> [What is being asked] Identify the lines that contain the string "JSON" and report only how many there are.

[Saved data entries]
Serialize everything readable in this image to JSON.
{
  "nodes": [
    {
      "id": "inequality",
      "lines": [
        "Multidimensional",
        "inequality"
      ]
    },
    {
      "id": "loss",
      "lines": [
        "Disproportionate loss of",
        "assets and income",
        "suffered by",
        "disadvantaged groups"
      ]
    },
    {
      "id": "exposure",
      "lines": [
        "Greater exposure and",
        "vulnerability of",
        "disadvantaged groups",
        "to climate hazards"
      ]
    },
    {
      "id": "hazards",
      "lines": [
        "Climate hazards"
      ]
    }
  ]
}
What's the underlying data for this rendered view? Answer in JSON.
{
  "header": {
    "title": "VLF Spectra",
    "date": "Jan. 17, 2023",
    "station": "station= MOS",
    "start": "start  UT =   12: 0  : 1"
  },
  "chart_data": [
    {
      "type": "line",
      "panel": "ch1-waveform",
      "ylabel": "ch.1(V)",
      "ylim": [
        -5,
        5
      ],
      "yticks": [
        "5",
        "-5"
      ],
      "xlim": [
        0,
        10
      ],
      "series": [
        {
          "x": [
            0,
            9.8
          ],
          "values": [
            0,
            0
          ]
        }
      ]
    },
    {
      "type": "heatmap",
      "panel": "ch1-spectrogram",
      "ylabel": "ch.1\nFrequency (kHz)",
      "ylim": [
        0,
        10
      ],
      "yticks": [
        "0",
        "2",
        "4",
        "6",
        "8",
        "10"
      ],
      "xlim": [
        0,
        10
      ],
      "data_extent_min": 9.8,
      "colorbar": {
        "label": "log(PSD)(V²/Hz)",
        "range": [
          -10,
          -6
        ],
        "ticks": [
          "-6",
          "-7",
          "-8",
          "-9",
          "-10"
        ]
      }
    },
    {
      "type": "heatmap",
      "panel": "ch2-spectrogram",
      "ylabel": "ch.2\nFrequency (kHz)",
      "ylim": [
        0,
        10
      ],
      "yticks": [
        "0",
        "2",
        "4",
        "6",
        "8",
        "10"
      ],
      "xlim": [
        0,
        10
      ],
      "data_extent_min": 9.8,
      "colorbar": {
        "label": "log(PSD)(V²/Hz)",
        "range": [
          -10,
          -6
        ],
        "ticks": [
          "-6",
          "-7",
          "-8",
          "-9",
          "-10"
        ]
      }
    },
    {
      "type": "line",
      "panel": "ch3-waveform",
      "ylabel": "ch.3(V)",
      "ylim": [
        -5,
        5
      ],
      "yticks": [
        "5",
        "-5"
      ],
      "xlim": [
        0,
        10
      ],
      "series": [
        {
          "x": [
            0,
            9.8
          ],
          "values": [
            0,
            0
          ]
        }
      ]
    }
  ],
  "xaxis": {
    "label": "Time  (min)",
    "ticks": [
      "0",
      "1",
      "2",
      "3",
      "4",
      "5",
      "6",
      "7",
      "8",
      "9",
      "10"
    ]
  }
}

> [Exercise result] 2